Reproduce the rows word for word, starting at the first row and ending at the row that contains "- volume-bar: [706, 742, 711, 773]", with both of those rows included.

────

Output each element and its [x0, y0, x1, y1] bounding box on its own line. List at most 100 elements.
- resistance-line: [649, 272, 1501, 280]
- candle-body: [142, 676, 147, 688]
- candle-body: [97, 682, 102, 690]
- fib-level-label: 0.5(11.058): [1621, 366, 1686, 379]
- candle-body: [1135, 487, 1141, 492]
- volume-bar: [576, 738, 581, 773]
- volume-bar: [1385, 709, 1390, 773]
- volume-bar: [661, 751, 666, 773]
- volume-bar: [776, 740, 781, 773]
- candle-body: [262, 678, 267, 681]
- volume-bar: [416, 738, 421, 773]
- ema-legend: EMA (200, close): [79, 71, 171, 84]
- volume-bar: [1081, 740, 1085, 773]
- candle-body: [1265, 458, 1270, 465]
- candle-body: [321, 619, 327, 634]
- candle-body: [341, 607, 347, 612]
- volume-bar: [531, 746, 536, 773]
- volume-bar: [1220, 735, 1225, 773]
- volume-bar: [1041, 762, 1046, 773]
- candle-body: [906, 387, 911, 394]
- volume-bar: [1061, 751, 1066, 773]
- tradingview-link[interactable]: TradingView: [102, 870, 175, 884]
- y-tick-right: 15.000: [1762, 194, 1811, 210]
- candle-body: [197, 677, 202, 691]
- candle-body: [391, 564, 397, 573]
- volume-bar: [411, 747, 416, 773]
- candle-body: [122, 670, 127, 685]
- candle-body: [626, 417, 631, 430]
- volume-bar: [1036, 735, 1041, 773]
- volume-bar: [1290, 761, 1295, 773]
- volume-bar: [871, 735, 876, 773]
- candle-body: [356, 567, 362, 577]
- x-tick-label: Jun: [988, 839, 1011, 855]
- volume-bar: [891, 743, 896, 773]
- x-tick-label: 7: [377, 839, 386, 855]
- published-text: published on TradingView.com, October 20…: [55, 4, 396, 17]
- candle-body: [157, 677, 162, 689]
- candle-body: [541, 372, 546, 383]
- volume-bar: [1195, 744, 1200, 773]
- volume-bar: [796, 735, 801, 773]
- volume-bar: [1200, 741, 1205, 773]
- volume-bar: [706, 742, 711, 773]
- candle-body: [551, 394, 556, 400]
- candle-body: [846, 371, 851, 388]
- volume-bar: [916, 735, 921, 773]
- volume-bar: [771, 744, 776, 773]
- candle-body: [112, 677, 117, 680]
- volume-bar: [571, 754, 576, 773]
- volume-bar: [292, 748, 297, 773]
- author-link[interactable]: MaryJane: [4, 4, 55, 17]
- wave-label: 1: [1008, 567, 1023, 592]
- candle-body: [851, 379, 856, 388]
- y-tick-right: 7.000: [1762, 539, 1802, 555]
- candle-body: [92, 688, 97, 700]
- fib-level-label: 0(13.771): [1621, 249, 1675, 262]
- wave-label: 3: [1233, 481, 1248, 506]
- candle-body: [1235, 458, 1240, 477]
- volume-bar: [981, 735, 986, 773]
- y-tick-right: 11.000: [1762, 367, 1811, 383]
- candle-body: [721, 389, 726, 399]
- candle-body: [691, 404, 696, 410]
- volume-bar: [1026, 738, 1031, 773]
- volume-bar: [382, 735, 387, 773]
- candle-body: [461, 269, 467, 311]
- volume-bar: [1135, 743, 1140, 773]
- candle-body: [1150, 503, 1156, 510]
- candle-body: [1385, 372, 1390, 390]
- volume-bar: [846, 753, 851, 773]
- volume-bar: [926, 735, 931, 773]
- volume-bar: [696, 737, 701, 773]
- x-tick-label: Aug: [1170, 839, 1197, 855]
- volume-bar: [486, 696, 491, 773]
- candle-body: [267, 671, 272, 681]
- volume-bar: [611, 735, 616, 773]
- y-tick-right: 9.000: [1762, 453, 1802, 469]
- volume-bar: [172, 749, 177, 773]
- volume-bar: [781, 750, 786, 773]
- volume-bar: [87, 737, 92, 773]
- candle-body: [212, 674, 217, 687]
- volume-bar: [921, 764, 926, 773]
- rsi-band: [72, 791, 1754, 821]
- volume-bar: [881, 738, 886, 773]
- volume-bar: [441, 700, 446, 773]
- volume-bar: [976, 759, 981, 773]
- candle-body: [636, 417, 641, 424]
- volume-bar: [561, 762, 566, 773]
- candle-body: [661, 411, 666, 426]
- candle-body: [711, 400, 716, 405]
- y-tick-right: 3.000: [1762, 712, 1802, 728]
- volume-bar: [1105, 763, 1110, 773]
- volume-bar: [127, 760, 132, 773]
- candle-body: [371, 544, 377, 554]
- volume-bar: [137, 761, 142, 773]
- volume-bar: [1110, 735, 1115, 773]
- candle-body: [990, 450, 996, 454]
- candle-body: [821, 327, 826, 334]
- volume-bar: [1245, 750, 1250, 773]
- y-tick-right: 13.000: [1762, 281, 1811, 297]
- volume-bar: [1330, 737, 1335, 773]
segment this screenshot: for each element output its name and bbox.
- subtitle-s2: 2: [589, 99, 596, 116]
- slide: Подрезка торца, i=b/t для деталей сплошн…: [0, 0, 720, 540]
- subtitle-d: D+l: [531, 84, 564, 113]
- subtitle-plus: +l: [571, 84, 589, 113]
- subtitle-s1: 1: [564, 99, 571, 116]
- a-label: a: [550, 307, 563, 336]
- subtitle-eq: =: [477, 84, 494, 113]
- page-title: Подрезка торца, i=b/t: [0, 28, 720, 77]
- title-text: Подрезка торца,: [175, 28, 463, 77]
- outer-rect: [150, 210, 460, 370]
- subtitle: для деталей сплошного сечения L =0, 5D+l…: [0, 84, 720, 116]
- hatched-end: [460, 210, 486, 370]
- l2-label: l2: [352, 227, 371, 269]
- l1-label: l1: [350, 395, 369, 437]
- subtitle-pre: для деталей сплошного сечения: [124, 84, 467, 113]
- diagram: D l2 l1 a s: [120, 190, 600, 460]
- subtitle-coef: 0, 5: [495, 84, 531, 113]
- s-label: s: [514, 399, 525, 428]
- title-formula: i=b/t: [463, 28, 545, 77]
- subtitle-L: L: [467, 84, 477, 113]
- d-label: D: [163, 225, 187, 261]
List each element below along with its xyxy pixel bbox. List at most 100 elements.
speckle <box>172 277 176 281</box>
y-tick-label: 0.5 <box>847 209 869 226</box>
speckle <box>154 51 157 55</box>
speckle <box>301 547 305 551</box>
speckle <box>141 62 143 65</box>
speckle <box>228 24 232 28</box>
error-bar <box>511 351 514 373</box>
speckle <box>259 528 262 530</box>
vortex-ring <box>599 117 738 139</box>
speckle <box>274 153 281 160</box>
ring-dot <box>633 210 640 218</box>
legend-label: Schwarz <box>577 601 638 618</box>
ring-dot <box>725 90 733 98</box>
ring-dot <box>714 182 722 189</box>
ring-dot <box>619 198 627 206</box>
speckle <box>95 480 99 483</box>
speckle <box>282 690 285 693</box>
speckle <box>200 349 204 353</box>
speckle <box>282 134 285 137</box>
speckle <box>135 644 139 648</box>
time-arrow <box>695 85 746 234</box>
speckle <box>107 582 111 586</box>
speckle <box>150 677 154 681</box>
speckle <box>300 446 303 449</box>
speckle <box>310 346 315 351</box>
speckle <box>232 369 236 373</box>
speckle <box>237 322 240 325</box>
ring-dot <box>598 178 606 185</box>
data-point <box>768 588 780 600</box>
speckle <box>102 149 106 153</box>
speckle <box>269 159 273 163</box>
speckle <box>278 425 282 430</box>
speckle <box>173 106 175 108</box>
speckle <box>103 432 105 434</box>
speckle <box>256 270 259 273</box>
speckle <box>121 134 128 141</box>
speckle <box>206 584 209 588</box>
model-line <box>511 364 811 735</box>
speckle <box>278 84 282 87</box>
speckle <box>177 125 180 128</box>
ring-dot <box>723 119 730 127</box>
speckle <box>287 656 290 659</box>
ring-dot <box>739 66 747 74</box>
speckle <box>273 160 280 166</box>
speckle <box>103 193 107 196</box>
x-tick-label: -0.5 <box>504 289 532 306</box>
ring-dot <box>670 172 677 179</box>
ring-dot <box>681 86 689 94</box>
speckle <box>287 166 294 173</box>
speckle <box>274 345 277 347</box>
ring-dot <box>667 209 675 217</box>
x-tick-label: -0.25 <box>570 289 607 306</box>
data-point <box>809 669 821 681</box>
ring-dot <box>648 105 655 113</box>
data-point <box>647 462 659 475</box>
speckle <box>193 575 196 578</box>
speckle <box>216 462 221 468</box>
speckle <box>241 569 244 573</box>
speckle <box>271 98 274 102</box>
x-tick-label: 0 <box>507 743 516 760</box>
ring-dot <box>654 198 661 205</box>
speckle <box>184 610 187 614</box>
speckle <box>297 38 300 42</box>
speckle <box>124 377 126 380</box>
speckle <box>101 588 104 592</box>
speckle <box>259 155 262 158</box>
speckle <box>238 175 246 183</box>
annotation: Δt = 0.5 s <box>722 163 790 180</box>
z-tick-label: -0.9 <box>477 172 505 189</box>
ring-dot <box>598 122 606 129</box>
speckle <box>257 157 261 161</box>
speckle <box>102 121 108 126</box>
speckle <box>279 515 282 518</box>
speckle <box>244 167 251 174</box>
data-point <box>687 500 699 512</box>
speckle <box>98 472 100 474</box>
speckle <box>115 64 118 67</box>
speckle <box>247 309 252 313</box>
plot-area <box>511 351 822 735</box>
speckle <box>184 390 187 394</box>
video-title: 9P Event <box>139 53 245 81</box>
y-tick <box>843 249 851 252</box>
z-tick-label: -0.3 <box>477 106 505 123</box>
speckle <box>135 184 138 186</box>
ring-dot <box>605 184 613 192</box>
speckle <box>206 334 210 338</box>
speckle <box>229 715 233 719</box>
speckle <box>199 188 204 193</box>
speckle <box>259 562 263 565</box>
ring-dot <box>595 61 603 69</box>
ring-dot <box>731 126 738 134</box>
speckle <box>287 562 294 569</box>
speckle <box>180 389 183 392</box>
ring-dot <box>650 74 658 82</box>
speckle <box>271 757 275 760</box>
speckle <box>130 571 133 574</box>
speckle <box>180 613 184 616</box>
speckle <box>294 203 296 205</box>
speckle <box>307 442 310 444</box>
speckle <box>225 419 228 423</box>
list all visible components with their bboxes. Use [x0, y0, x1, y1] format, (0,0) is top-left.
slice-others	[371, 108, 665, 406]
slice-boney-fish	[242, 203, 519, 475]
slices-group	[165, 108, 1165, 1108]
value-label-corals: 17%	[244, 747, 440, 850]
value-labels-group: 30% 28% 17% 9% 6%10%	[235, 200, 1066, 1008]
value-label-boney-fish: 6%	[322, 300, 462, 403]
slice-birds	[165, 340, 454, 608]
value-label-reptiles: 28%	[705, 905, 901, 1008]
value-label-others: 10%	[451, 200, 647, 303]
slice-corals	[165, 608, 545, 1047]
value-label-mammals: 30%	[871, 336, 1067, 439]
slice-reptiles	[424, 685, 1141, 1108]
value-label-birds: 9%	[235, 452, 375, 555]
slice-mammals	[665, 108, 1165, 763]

────

### Response to this exercise
Output each element and its [x0, y0, x1, y1] bounding box on its own line. List at most 100 elements.
- resistance-line: [649, 272, 1501, 280]
- candle-body: [142, 676, 147, 688]
- candle-body: [97, 682, 102, 690]
- fib-level-label: 0.5(11.058): [1621, 366, 1686, 379]
- candle-body: [1135, 487, 1141, 492]
- volume-bar: [576, 738, 581, 773]
- volume-bar: [1385, 709, 1390, 773]
- volume-bar: [661, 751, 666, 773]
- volume-bar: [776, 740, 781, 773]
- candle-body: [262, 678, 267, 681]
- volume-bar: [416, 738, 421, 773]
- ema-legend: EMA (200, close): [79, 71, 171, 84]
- volume-bar: [1081, 740, 1085, 773]
- candle-body: [1265, 458, 1270, 465]
- candle-body: [321, 619, 327, 634]
- candle-body: [341, 607, 347, 612]
- volume-bar: [531, 746, 536, 773]
- volume-bar: [1220, 735, 1225, 773]
- volume-bar: [1041, 762, 1046, 773]
- candle-body: [906, 387, 911, 394]
- volume-bar: [1061, 751, 1066, 773]
- tradingview-link[interactable]: TradingView: [102, 870, 175, 884]
- y-tick-right: 15.000: [1762, 194, 1811, 210]
- candle-body: [197, 677, 202, 691]
- candle-body: [391, 564, 397, 573]
- volume-bar: [411, 747, 416, 773]
- candle-body: [122, 670, 127, 685]
- candle-body: [626, 417, 631, 430]
- volume-bar: [1036, 735, 1041, 773]
- volume-bar: [1290, 761, 1295, 773]
- volume-bar: [871, 735, 876, 773]
- candle-body: [356, 567, 362, 577]
- x-tick-label: Jun: [988, 839, 1011, 855]
- volume-bar: [891, 743, 896, 773]
- x-tick-label: 7: [377, 839, 386, 855]
- published-text: published on TradingView.com, October 20…: [55, 4, 396, 17]
- candle-body: [157, 677, 162, 689]
- candle-body: [541, 372, 546, 383]
- volume-bar: [1195, 744, 1200, 773]
- volume-bar: [796, 735, 801, 773]
- volume-bar: [1200, 741, 1205, 773]
- volume-bar: [706, 742, 711, 773]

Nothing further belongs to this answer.